## Given entries
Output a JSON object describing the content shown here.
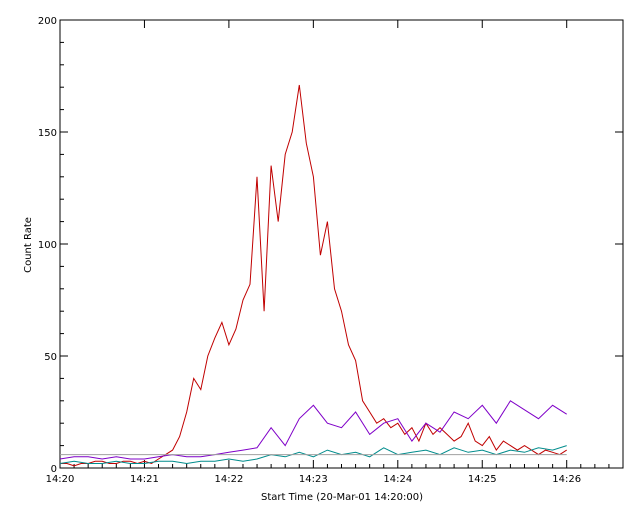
{
  "chart_data": {
    "type": "line",
    "xlabel": "Start Time (20-Mar-01 14:20:00)",
    "ylabel": "Count Rate",
    "xlim": [
      "14:20:00",
      "14:26:40"
    ],
    "ylim": [
      0,
      200
    ],
    "x_ticks": [
      "14:20",
      "14:21",
      "14:22",
      "14:23",
      "14:24",
      "14:25",
      "14:26"
    ],
    "y_ticks": [
      0,
      50,
      100,
      150,
      200
    ],
    "grid": false,
    "legend": "none",
    "x_unit": "seconds after 14:20:00",
    "series": [
      {
        "color": "#c00000",
        "x": [
          0,
          5,
          10,
          15,
          20,
          25,
          30,
          35,
          40,
          45,
          50,
          55,
          60,
          65,
          70,
          75,
          80,
          85,
          90,
          95,
          100,
          105,
          110,
          115,
          120,
          125,
          130,
          135,
          140,
          145,
          150,
          155,
          160,
          165,
          170,
          175,
          180,
          185,
          190,
          195,
          200,
          205,
          210,
          215,
          220,
          225,
          230,
          235,
          240,
          245,
          250,
          255,
          260,
          265,
          270,
          275,
          280,
          285,
          290,
          295,
          300,
          305,
          310,
          315,
          320,
          325,
          330,
          335,
          340,
          345,
          350,
          355,
          360
        ],
        "values": [
          2,
          2,
          1,
          2,
          2,
          3,
          3,
          2,
          2,
          3,
          3,
          2,
          3,
          2,
          4,
          6,
          8,
          14,
          25,
          40,
          35,
          50,
          58,
          65,
          55,
          62,
          75,
          82,
          130,
          70,
          135,
          110,
          140,
          150,
          171,
          145,
          130,
          95,
          110,
          80,
          70,
          55,
          48,
          30,
          25,
          20,
          22,
          18,
          20,
          15,
          18,
          12,
          20,
          15,
          18,
          15,
          12,
          14,
          20,
          12,
          10,
          14,
          8,
          12,
          10,
          8,
          10,
          8,
          6,
          8,
          7,
          6,
          8
        ]
      },
      {
        "color": "#7f00c8",
        "x": [
          0,
          10,
          20,
          30,
          40,
          50,
          60,
          70,
          80,
          90,
          100,
          110,
          120,
          130,
          140,
          150,
          160,
          170,
          180,
          190,
          200,
          210,
          220,
          230,
          240,
          250,
          260,
          270,
          280,
          290,
          300,
          310,
          320,
          330,
          340,
          350,
          360
        ],
        "values": [
          4,
          5,
          5,
          4,
          5,
          4,
          4,
          5,
          6,
          5,
          5,
          6,
          7,
          8,
          9,
          18,
          10,
          22,
          28,
          20,
          18,
          25,
          15,
          20,
          22,
          12,
          20,
          16,
          25,
          22,
          28,
          20,
          30,
          26,
          22,
          28,
          24
        ]
      },
      {
        "color": "#008c8c",
        "x": [
          0,
          10,
          20,
          30,
          40,
          50,
          60,
          70,
          80,
          90,
          100,
          110,
          120,
          130,
          140,
          150,
          160,
          170,
          180,
          190,
          200,
          210,
          220,
          230,
          240,
          250,
          260,
          270,
          280,
          290,
          300,
          310,
          320,
          330,
          340,
          350,
          360
        ],
        "values": [
          2,
          3,
          2,
          2,
          3,
          2,
          2,
          3,
          3,
          2,
          3,
          3,
          4,
          3,
          4,
          6,
          5,
          7,
          5,
          8,
          6,
          7,
          5,
          9,
          6,
          7,
          8,
          6,
          9,
          7,
          8,
          6,
          8,
          7,
          9,
          8,
          10
        ]
      },
      {
        "color": "#a0a0a0",
        "x": [
          0,
          360
        ],
        "values": [
          6,
          6
        ]
      }
    ]
  }
}
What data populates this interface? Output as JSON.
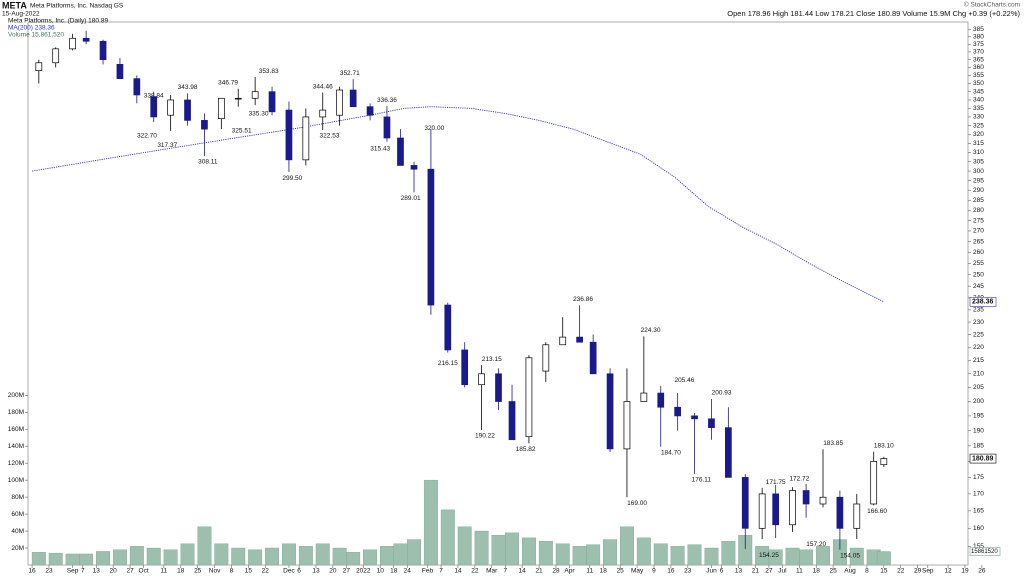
{
  "chart_data": {
    "type": "candlestick",
    "title": "META",
    "subtitle": "Meta Platforms, Inc.  Nasdaq GS",
    "date": "15-Aug-2022",
    "credit": "© StockCharts.com",
    "quote": "Open 178.96  High 181.44  Low 178.21  Close 180.89  Volume 15.9M  Chg +0.39 (+0.22%)",
    "legend": [
      "Meta Platforms, Inc. (Daily) 180.89",
      "MA(200) 238.36",
      "Volume 15,861,520"
    ],
    "up_color": "#000000",
    "down_color": "#1a1a8c",
    "volume_color": "#9dbfae",
    "ma_color": "#3333bb",
    "log_scale": true,
    "xlim": [
      -1.2,
      276.9
    ],
    "ylim": [
      150,
      390
    ],
    "y2lim": [
      0,
      640000000
    ],
    "x": [
      2,
      7,
      12,
      16,
      21,
      26,
      31,
      36,
      41,
      46,
      51,
      56,
      61,
      66,
      71,
      76,
      81,
      86,
      91,
      95,
      100,
      105,
      109,
      113,
      118,
      123,
      128,
      133,
      138,
      142,
      147,
      152,
      157,
      162,
      166,
      171,
      176,
      181,
      186,
      191,
      196,
      201,
      206,
      211,
      216,
      220,
      225,
      229,
      234,
      239,
      244,
      249,
      252
    ],
    "open": [
      358,
      363,
      372,
      379,
      377,
      362,
      353,
      342,
      331,
      340,
      328,
      329,
      341,
      341,
      345,
      334,
      306,
      330,
      331,
      346,
      336,
      330,
      318,
      303,
      301,
      237,
      219,
      206,
      210,
      200,
      188,
      211,
      221,
      224,
      222,
      210,
      184,
      200,
      203,
      198,
      195,
      194,
      191,
      175,
      160,
      170,
      161,
      171,
      167,
      169,
      160,
      167,
      178.96
    ],
    "high": [
      365,
      373,
      382,
      384,
      378,
      366,
      355,
      345,
      343,
      344,
      332,
      341,
      346.8,
      354,
      348,
      339,
      335,
      344.5,
      348,
      352.7,
      338,
      336.3,
      323,
      305,
      323,
      238,
      222,
      213.2,
      212,
      206,
      217,
      222,
      232,
      236.9,
      225,
      212,
      212,
      224.3,
      205.5,
      203,
      196,
      200.9,
      198,
      176,
      171.8,
      172.7,
      172,
      173,
      183.9,
      171,
      170,
      183.1,
      181.44
    ],
    "low": [
      350,
      360,
      371,
      375,
      362,
      353,
      338,
      327,
      322,
      325,
      308,
      323,
      336,
      337,
      331,
      299.5,
      303,
      322.5,
      325,
      336,
      328,
      316,
      303,
      289,
      233,
      218,
      205,
      190.2,
      197,
      187,
      185.8,
      207,
      221,
      222,
      210,
      183,
      169,
      200,
      184.7,
      190,
      176.1,
      187,
      175,
      154.3,
      157,
      157.3,
      159,
      163,
      166,
      154.1,
      157,
      166.6,
      178.21
    ],
    "close": [
      363,
      372,
      379,
      377,
      365,
      353,
      343,
      330,
      340,
      328,
      323,
      341,
      341,
      345,
      333,
      306,
      330,
      334,
      346,
      336,
      331,
      318,
      303,
      301,
      237,
      219,
      206,
      210,
      200,
      187,
      216,
      221,
      224,
      222,
      210,
      184,
      200,
      203,
      198,
      195,
      194,
      191,
      175,
      160,
      170,
      161,
      171,
      167,
      169,
      160,
      167,
      180,
      180.89
    ],
    "volume": [
      15000000,
      14000000,
      13000000,
      13000000,
      16000000,
      18000000,
      22000000,
      20000000,
      18000000,
      25000000,
      45000000,
      25000000,
      20000000,
      18000000,
      20000000,
      25000000,
      22000000,
      25000000,
      20000000,
      15000000,
      18000000,
      22000000,
      25000000,
      30000000,
      100000000,
      65000000,
      45000000,
      40000000,
      35000000,
      38000000,
      32000000,
      28000000,
      25000000,
      22000000,
      24000000,
      30000000,
      45000000,
      32000000,
      25000000,
      22000000,
      24000000,
      20000000,
      28000000,
      35000000,
      22000000,
      18000000,
      20000000,
      18000000,
      22000000,
      30000000,
      20000000,
      18000000,
      15861520
    ],
    "ma": {
      "x": [
        0,
        20,
        40,
        60,
        80,
        100,
        110,
        118,
        130,
        140,
        150,
        160,
        170,
        180,
        190,
        200,
        210,
        220,
        230,
        240,
        252
      ],
      "values": [
        300,
        306,
        312,
        318,
        324,
        331,
        335,
        336,
        335,
        332,
        328,
        323,
        316,
        309,
        297,
        282,
        272,
        264,
        255,
        247,
        238.36
      ]
    },
    "annotations": [
      {
        "x": 36,
        "value": 338.84,
        "label": "338.84"
      },
      {
        "x": 46,
        "value": 343.98,
        "label": "343.98"
      },
      {
        "x": 58,
        "value": 346.79,
        "label": "346.79"
      },
      {
        "x": 70,
        "value": 353.83,
        "label": "353.83"
      },
      {
        "x": 94,
        "value": 352.71,
        "label": "352.71"
      },
      {
        "x": 86,
        "value": 344.46,
        "label": "344.46"
      },
      {
        "x": 105,
        "value": 336.36,
        "label": "336.36"
      },
      {
        "x": 119,
        "value": 320.0,
        "label": "320.00"
      },
      {
        "x": 34,
        "value": 322.7,
        "label": "322.70"
      },
      {
        "x": 40,
        "value": 317.37,
        "label": "317.37"
      },
      {
        "x": 52,
        "value": 308.11,
        "label": "308.11"
      },
      {
        "x": 62,
        "value": 325.51,
        "label": "325.51"
      },
      {
        "x": 67,
        "value": 335.3,
        "label": "335.30"
      },
      {
        "x": 77,
        "value": 299.5,
        "label": "299.50"
      },
      {
        "x": 88,
        "value": 322.53,
        "label": "322.53"
      },
      {
        "x": 103,
        "value": 315.43,
        "label": "315.43"
      },
      {
        "x": 112,
        "value": 289.01,
        "label": "289.01"
      },
      {
        "x": 123,
        "value": 216.15,
        "label": "216.15"
      },
      {
        "x": 136,
        "value": 213.15,
        "label": "213.15"
      },
      {
        "x": 134,
        "value": 190.22,
        "label": "190.22"
      },
      {
        "x": 146,
        "value": 185.82,
        "label": "185.82"
      },
      {
        "x": 163,
        "value": 236.86,
        "label": "236.86"
      },
      {
        "x": 183,
        "value": 224.3,
        "label": "224.30"
      },
      {
        "x": 193,
        "value": 205.46,
        "label": "205.46"
      },
      {
        "x": 189,
        "value": 184.7,
        "label": "184.70"
      },
      {
        "x": 204,
        "value": 200.93,
        "label": "200.93"
      },
      {
        "x": 198,
        "value": 176.11,
        "label": "176.11"
      },
      {
        "x": 179,
        "value": 169.0,
        "label": "169.00"
      },
      {
        "x": 220,
        "value": 171.75,
        "label": "171.75"
      },
      {
        "x": 218,
        "value": 154.25,
        "label": "154.25"
      },
      {
        "x": 227,
        "value": 172.72,
        "label": "172.72"
      },
      {
        "x": 232,
        "value": 157.2,
        "label": "157.20"
      },
      {
        "x": 237,
        "value": 183.85,
        "label": "183.85"
      },
      {
        "x": 242,
        "value": 154.05,
        "label": "154.05"
      },
      {
        "x": 252,
        "value": 183.1,
        "label": "183.10"
      },
      {
        "x": 250,
        "value": 166.6,
        "label": "166.60"
      }
    ],
    "yticks": [
      155,
      160,
      165,
      170,
      175,
      180,
      185,
      190,
      195,
      200,
      205,
      210,
      215,
      220,
      225,
      230,
      235,
      240,
      245,
      250,
      255,
      260,
      265,
      270,
      275,
      280,
      285,
      290,
      295,
      300,
      305,
      310,
      315,
      320,
      325,
      330,
      335,
      340,
      345,
      350,
      355,
      360,
      365,
      370,
      375,
      380,
      385
    ],
    "y2ticks": [
      {
        "value": 20000000,
        "label": "20M"
      },
      {
        "value": 40000000,
        "label": "40M"
      },
      {
        "value": 60000000,
        "label": "60M"
      },
      {
        "value": 80000000,
        "label": "80M"
      },
      {
        "value": 100000000,
        "label": "100M"
      },
      {
        "value": 120000000,
        "label": "120M"
      },
      {
        "value": 140000000,
        "label": "140M"
      },
      {
        "value": 160000000,
        "label": "160M"
      },
      {
        "value": 180000000,
        "label": "180M"
      },
      {
        "value": 200000000,
        "label": "200M"
      }
    ],
    "xticks": [
      {
        "value": 0,
        "label": "16"
      },
      {
        "value": 5,
        "label": "23"
      },
      {
        "value": 12,
        "label": "Sep"
      },
      {
        "value": 15,
        "label": "7"
      },
      {
        "value": 19,
        "label": "13"
      },
      {
        "value": 24,
        "label": "20"
      },
      {
        "value": 29,
        "label": "27"
      },
      {
        "value": 33,
        "label": "Oct"
      },
      {
        "value": 39,
        "label": "11"
      },
      {
        "value": 44,
        "label": "18"
      },
      {
        "value": 49,
        "label": "25"
      },
      {
        "value": 54,
        "label": "Nov"
      },
      {
        "value": 59,
        "label": "8"
      },
      {
        "value": 64,
        "label": "15"
      },
      {
        "value": 69,
        "label": "22"
      },
      {
        "value": 76,
        "label": "Dec"
      },
      {
        "value": 79,
        "label": "6"
      },
      {
        "value": 84,
        "label": "13"
      },
      {
        "value": 89,
        "label": "20"
      },
      {
        "value": 93,
        "label": "27"
      },
      {
        "value": 98,
        "label": "2022"
      },
      {
        "value": 103,
        "label": "10"
      },
      {
        "value": 107,
        "label": "18"
      },
      {
        "value": 111,
        "label": "24"
      },
      {
        "value": 117,
        "label": "Feb"
      },
      {
        "value": 121,
        "label": "7"
      },
      {
        "value": 126,
        "label": "14"
      },
      {
        "value": 131,
        "label": "22"
      },
      {
        "value": 136,
        "label": "Mar"
      },
      {
        "value": 140,
        "label": "7"
      },
      {
        "value": 145,
        "label": "14"
      },
      {
        "value": 150,
        "label": "21"
      },
      {
        "value": 155,
        "label": "28"
      },
      {
        "value": 159,
        "label": "Apr"
      },
      {
        "value": 165,
        "label": "11"
      },
      {
        "value": 169,
        "label": "18"
      },
      {
        "value": 174,
        "label": "25"
      },
      {
        "value": 179,
        "label": "May"
      },
      {
        "value": 184,
        "label": "9"
      },
      {
        "value": 189,
        "label": "16"
      },
      {
        "value": 194,
        "label": "23"
      },
      {
        "value": 201,
        "label": "Jun"
      },
      {
        "value": 204,
        "label": "6"
      },
      {
        "value": 209,
        "label": "13"
      },
      {
        "value": 214,
        "label": "21"
      },
      {
        "value": 218,
        "label": "27"
      },
      {
        "value": 222,
        "label": "Jul"
      },
      {
        "value": 227,
        "label": "11"
      },
      {
        "value": 232,
        "label": "18"
      },
      {
        "value": 237,
        "label": "25"
      },
      {
        "value": 242,
        "label": "Aug"
      },
      {
        "value": 247,
        "label": "8"
      },
      {
        "value": 252,
        "label": "15"
      },
      {
        "value": 257,
        "label": "22"
      },
      {
        "value": 262,
        "label": "29"
      },
      {
        "value": 265,
        "label": "Sep"
      },
      {
        "value": 271,
        "label": "12"
      },
      {
        "value": 276,
        "label": "19"
      },
      {
        "value": 281,
        "label": "26"
      }
    ]
  }
}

## Prompt
Copy out every line of the material above that mentions the word "Platforms".

## Exercise solution
    "subtitle": "Meta Platforms, Inc.  Nasdaq GS",
      "Meta Platforms, Inc. (Daily) 180.89",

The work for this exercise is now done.